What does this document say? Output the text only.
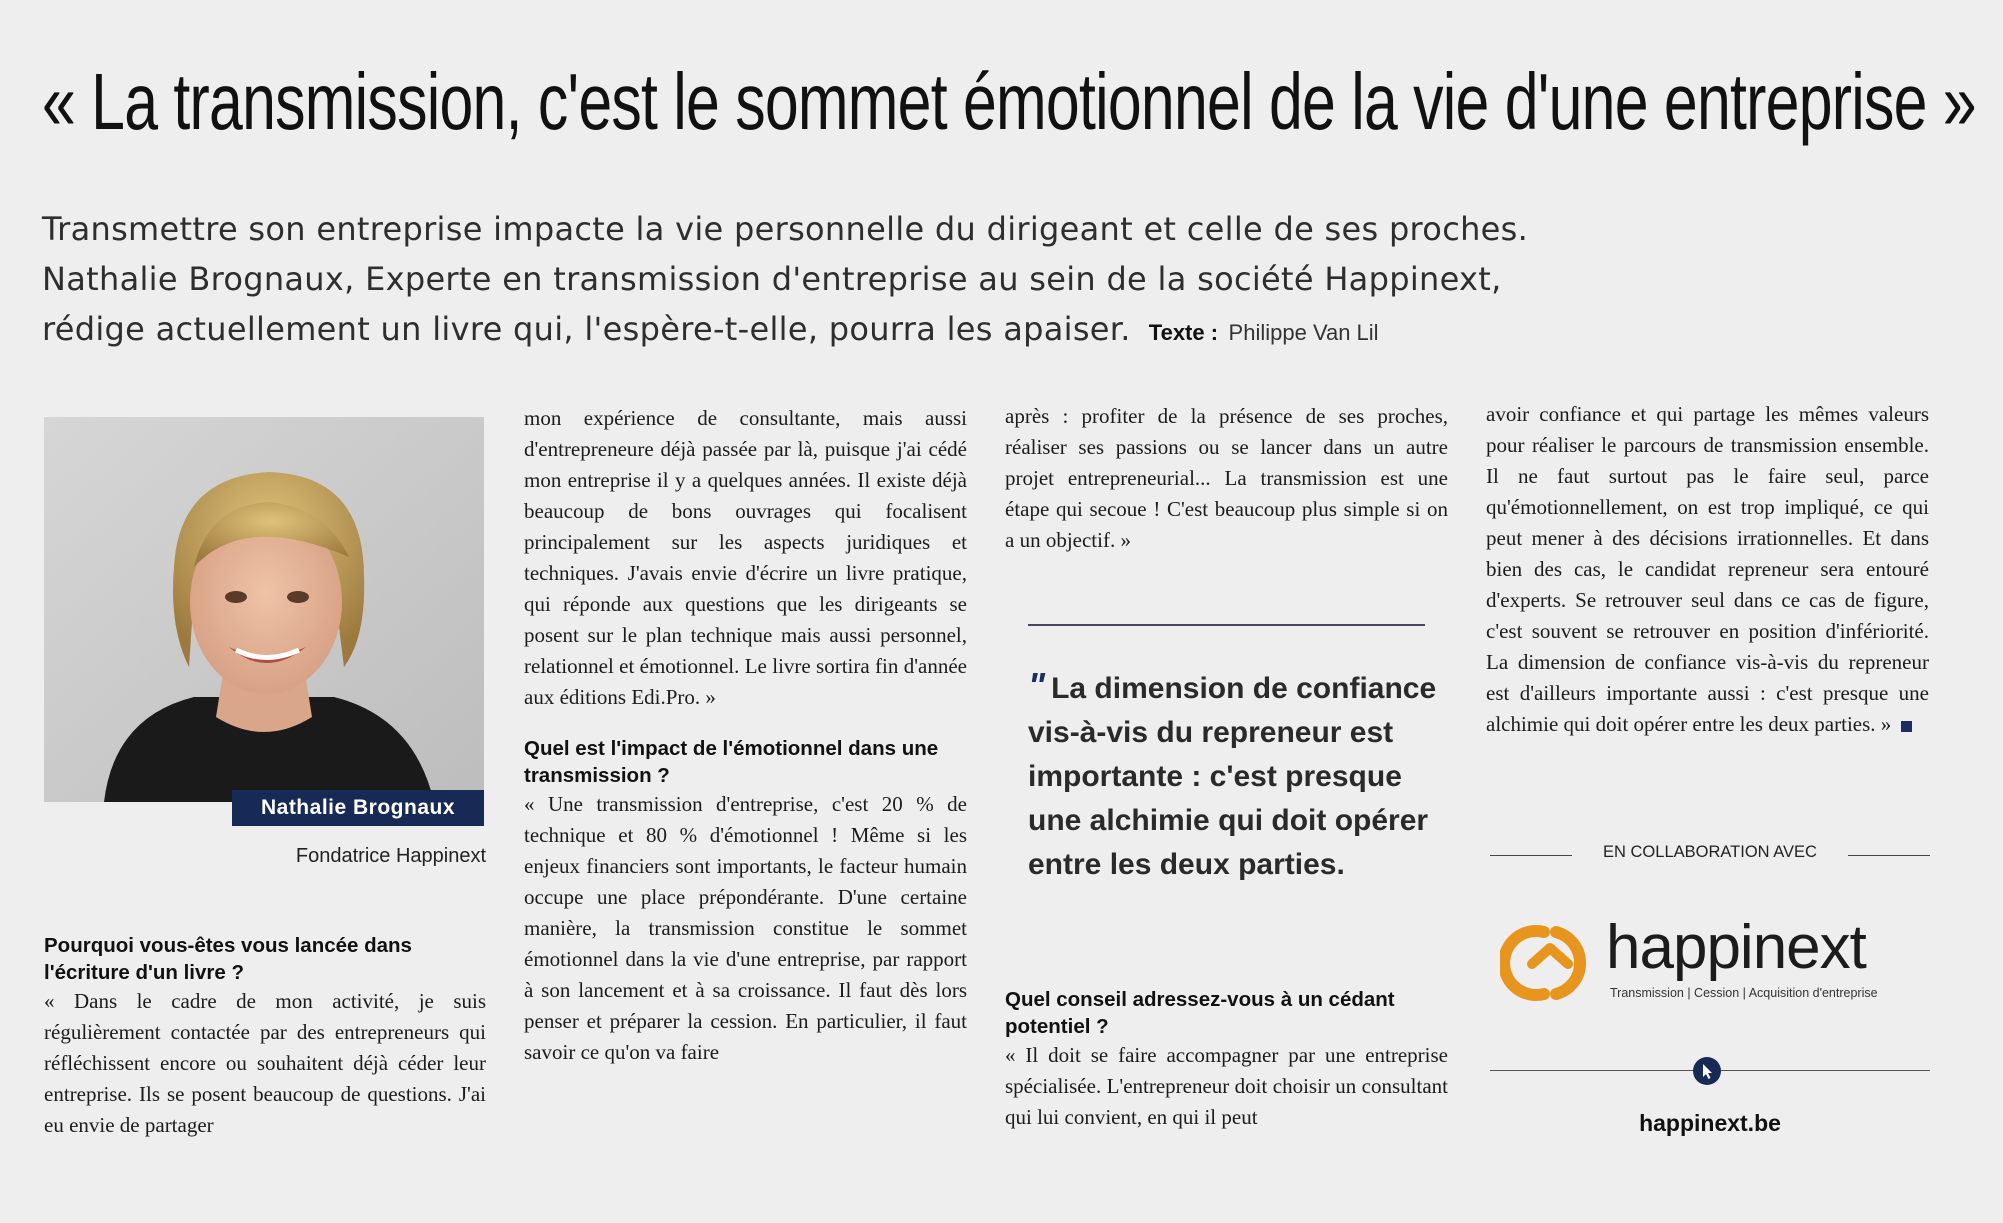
« La transmission, c'est le sommet émotionnel de la vie d'une entreprise »
Transmettre son entreprise impacte la vie personnelle du dirigeant et celle de ses proches.
Nathalie Brognaux, Experte en transmission d'entreprise au sein de la société Happinext,
rédige actuellement un livre qui, l'espère-t-elle, pourra les apaiser. Texte : Philippe Van Lil
Nathalie Brognaux
Fondatrice Happinext

Pourquoi vous-êtes vous lancée dans l'écriture d'un livre ?

« Dans le cadre de mon activité, je suis régulièrement contactée par des entrepreneurs qui réfléchissent encore ou souhaitent déjà céder leur entreprise. Ils se posent beaucoup de questions. J'ai eu envie de partager

mon expérience de consultante, mais aussi d'entrepreneure déjà passée par là, puisque j'ai cédé mon entreprise il y a quelques années. Il existe déjà beaucoup de bons ouvrages qui focalisent principalement sur les aspects juridiques et techniques. J'avais envie d'écrire un livre pratique, qui réponde aux questions que les dirigeants se posent sur le plan technique mais aussi personnel, relationnel et émotionnel. Le livre sortira fin d'année aux éditions Edi.Pro. »

Quel est l'impact de l'émotionnel dans une transmission ?

« Une transmission d'entreprise, c'est 20 % de technique et 80 % d'émotionnel ! Même si les enjeux financiers sont importants, le facteur humain occupe une place prépondérante. D'une certaine manière, la transmission constitue le sommet émotionnel dans la vie d'une entreprise, par rapport à son lancement et à sa croissance. Il faut dès lors penser et préparer la cession. En particulier, il faut savoir ce qu'on va faire

après : profiter de la présence de ses proches, réaliser ses passions ou se lancer dans un autre projet entrepreneurial... La transmission est une étape qui secoue ! C'est beaucoup plus simple si on a un objectif. »

" La dimension de confiance vis-à-vis du repreneur est importante : c'est presque une alchimie qui doit opérer entre les deux parties.

Quel conseil adressez-vous à un cédant potentiel ?

« Il doit se faire accompagner par une entreprise spécialisée. L'entrepreneur doit choisir un consultant qui lui convient, en qui il peut

avoir confiance et qui partage les mêmes valeurs pour réaliser le parcours de transmission ensemble. Il ne faut surtout pas le faire seul, parce qu'émotionnellement, on est trop impliqué, ce qui peut mener à des décisions irrationnelles. Et dans bien des cas, le candidat repreneur sera entouré d'experts. Se retrouver seul dans ce cas de figure, c'est souvent se retrouver en position d'infériorité. La dimension de confiance vis-à-vis du repreneur est d'ailleurs importante aussi : c'est presque une alchimie qui doit opérer entre les deux parties. »

EN COLLABORATION AVEC
happinext
Transmission | Cession | Acquisition d'entreprise
happinext.be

______

The task:
Give back all entries exactly. No pictures belong in the copy.

Worked solution:
What does this document say? Output the text only.
« La transmission, c'est le sommet émotionnel de la vie d'une entreprise »
Transmettre son entreprise impacte la vie personnelle du dirigeant et celle de ses proches.
Nathalie Brognaux, Experte en transmission d'entreprise au sein de la société Happinext,
rédige actuellement un livre qui, l'espère-t-elle, pourra les apaiser. Texte : Philippe Van Lil
Nathalie Brognaux
Fondatrice Happinext

Pourquoi vous-êtes vous lancée dans l'écriture d'un livre ?

« Dans le cadre de mon activité, je suis régulièrement contactée par des entrepreneurs qui réfléchissent encore ou souhaitent déjà céder leur entreprise. Ils se posent beaucoup de questions. J'ai eu envie de partager

mon expérience de consultante, mais aussi d'entrepreneure déjà passée par là, puisque j'ai cédé mon entreprise il y a quelques années. Il existe déjà beaucoup de bons ouvrages qui focalisent principalement sur les aspects juridiques et techniques. J'avais envie d'écrire un livre pratique, qui réponde aux questions que les dirigeants se posent sur le plan technique mais aussi personnel, relationnel et émotionnel. Le livre sortira fin d'année aux éditions Edi.Pro. »

Quel est l'impact de l'émotionnel dans une transmission ?

« Une transmission d'entreprise, c'est 20 % de technique et 80 % d'émotionnel ! Même si les enjeux financiers sont importants, le facteur humain occupe une place prépondérante. D'une certaine manière, la transmission constitue le sommet émotionnel dans la vie d'une entreprise, par rapport à son lancement et à sa croissance. Il faut dès lors penser et préparer la cession. En particulier, il faut savoir ce qu'on va faire

après : profiter de la présence de ses proches, réaliser ses passions ou se lancer dans un autre projet entrepreneurial... La transmission est une étape qui secoue ! C'est beaucoup plus simple si on a un objectif. »

" La dimension de confiance vis-à-vis du repreneur est importante : c'est presque une alchimie qui doit opérer entre les deux parties.

Quel conseil adressez-vous à un cédant potentiel ?

« Il doit se faire accompagner par une entreprise spécialisée. L'entrepreneur doit choisir un consultant qui lui convient, en qui il peut

avoir confiance et qui partage les mêmes valeurs pour réaliser le parcours de transmission ensemble. Il ne faut surtout pas le faire seul, parce qu'émotionnellement, on est trop impliqué, ce qui peut mener à des décisions irrationnelles. Et dans bien des cas, le candidat repreneur sera entouré d'experts. Se retrouver seul dans ce cas de figure, c'est souvent se retrouver en position d'infériorité. La dimension de confiance vis-à-vis du repreneur est d'ailleurs importante aussi : c'est presque une alchimie qui doit opérer entre les deux parties. »

EN COLLABORATION AVEC
happinext
Transmission | Cession | Acquisition d'entreprise
happinext.be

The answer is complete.